§ EXERCISE AIM: Return the number of lines holding "source", with nothing added.
|---|
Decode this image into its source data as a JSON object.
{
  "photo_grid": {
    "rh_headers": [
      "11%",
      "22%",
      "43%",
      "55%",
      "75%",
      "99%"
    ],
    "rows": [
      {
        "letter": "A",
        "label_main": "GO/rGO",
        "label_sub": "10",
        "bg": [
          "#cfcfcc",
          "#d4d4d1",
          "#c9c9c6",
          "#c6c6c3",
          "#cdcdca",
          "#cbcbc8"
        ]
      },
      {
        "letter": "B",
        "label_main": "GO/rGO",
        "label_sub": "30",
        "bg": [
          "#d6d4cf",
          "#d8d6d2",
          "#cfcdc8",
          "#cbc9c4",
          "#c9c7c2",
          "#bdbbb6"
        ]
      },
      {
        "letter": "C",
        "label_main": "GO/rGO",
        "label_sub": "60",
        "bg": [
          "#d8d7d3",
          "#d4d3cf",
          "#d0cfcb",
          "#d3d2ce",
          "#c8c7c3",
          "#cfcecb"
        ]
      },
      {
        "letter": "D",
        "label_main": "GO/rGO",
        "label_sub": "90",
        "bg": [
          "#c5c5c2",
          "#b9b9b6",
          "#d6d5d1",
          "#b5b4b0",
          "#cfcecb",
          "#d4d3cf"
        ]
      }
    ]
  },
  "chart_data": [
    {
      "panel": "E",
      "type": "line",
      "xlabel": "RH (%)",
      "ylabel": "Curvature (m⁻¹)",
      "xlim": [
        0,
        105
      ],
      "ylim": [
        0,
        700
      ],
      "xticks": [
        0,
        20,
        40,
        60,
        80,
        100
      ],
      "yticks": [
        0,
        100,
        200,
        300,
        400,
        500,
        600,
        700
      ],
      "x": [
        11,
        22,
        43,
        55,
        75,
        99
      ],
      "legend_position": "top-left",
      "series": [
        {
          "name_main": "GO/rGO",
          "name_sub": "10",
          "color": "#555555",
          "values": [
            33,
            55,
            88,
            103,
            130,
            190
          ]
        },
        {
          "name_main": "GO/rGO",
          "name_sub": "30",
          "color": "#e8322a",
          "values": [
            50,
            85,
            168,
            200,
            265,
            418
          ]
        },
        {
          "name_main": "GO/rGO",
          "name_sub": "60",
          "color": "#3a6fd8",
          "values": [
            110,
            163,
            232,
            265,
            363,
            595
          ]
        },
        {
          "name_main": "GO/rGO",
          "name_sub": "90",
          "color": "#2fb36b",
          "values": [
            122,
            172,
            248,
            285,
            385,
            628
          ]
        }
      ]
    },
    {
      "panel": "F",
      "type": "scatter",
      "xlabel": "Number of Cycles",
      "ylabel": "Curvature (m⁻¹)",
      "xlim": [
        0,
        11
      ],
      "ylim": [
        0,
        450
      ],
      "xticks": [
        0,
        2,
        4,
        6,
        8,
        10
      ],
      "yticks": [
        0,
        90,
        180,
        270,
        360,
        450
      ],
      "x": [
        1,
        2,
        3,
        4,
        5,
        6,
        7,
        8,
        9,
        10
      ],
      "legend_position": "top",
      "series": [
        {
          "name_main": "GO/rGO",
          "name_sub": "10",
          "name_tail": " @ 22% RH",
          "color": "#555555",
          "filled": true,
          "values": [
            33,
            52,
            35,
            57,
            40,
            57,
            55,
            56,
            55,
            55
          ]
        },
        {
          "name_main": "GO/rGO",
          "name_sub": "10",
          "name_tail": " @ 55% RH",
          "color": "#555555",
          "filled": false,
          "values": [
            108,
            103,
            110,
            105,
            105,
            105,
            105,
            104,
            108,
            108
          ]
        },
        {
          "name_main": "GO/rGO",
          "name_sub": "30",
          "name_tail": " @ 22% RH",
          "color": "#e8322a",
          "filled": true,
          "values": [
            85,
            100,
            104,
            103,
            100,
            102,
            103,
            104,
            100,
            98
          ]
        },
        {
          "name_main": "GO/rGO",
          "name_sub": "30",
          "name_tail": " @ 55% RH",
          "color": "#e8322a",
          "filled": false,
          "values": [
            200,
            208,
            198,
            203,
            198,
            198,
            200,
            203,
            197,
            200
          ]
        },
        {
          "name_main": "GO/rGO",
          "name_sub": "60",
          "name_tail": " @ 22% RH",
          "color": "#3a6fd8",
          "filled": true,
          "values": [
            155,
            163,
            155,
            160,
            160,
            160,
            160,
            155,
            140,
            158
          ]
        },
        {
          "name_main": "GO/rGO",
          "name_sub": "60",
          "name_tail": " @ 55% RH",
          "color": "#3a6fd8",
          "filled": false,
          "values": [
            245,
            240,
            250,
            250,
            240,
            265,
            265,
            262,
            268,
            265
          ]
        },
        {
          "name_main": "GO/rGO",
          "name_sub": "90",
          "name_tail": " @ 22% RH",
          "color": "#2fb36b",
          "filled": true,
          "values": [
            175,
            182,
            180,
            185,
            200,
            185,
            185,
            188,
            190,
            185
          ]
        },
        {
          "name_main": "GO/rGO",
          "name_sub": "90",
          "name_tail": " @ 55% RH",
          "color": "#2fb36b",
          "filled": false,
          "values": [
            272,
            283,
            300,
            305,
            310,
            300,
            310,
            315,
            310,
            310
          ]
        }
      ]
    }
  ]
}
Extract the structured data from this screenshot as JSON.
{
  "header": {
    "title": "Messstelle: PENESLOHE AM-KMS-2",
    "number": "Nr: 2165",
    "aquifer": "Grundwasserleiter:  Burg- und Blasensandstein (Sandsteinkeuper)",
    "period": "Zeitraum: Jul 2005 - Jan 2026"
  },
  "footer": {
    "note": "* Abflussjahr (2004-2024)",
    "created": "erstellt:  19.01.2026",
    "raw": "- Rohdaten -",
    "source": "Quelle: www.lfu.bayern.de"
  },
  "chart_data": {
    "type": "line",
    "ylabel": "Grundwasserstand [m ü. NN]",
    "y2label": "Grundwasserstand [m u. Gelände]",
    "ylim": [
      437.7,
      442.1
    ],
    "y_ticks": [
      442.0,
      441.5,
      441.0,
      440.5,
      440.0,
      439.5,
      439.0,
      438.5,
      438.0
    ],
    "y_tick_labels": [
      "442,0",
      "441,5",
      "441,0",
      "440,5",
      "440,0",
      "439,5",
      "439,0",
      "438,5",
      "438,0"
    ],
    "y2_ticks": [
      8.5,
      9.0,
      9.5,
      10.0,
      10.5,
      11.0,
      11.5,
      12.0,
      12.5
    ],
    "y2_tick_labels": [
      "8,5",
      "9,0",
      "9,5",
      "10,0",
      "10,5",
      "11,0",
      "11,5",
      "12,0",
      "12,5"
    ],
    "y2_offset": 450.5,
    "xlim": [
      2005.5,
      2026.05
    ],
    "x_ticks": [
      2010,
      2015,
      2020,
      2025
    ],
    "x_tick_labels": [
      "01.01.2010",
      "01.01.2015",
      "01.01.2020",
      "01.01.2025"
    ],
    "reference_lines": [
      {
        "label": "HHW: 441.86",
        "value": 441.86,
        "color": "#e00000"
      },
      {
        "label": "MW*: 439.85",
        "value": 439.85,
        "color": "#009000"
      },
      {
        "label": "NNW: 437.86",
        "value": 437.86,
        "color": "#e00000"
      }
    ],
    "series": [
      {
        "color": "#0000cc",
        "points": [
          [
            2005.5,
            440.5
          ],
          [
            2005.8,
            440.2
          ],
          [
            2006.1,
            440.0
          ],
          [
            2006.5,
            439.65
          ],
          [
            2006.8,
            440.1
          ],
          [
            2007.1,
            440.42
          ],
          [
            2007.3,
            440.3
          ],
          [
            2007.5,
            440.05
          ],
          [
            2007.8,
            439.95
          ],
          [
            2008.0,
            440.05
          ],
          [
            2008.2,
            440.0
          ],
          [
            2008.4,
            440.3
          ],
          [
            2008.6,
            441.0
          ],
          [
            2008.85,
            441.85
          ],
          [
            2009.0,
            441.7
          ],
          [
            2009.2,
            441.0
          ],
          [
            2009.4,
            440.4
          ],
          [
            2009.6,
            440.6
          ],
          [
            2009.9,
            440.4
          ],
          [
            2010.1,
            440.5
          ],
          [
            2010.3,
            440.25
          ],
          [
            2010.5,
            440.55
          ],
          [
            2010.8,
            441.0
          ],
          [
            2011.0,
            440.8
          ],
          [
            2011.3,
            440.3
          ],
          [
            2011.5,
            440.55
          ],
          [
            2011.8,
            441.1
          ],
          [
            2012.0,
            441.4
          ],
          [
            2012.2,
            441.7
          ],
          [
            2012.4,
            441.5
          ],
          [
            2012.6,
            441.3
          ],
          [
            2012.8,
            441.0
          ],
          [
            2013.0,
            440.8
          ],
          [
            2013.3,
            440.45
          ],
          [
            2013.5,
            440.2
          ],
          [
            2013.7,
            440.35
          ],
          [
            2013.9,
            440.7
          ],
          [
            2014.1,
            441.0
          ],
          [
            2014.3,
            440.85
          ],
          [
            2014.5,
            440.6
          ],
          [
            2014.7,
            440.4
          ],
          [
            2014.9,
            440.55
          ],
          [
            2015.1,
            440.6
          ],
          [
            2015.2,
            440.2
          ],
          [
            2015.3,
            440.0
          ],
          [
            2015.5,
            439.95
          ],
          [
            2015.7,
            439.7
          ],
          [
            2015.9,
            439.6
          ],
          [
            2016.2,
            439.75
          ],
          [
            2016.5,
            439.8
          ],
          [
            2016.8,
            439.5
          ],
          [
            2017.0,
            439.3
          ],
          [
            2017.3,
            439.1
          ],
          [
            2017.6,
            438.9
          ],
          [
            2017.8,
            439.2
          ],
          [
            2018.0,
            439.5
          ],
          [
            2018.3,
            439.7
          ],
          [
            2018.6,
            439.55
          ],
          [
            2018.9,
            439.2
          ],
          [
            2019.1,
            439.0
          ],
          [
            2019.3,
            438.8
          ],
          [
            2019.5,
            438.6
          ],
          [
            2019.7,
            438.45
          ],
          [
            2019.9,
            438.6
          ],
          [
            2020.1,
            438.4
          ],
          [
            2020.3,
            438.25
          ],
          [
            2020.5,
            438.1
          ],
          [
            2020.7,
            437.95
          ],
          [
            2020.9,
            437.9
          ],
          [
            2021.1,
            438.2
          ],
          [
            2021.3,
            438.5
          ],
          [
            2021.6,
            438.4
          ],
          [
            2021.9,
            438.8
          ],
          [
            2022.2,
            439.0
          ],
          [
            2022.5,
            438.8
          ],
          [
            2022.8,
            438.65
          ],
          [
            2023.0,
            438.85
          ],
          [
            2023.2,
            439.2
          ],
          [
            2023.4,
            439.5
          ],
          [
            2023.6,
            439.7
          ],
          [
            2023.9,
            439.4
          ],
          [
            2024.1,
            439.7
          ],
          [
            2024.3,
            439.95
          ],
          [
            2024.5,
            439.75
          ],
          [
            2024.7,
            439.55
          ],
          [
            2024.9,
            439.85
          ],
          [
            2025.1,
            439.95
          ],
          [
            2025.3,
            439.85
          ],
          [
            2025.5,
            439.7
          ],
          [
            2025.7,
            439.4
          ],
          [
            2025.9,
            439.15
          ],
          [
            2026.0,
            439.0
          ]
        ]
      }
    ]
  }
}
|---|
§ OUTPUT FOR THIS TASK: 2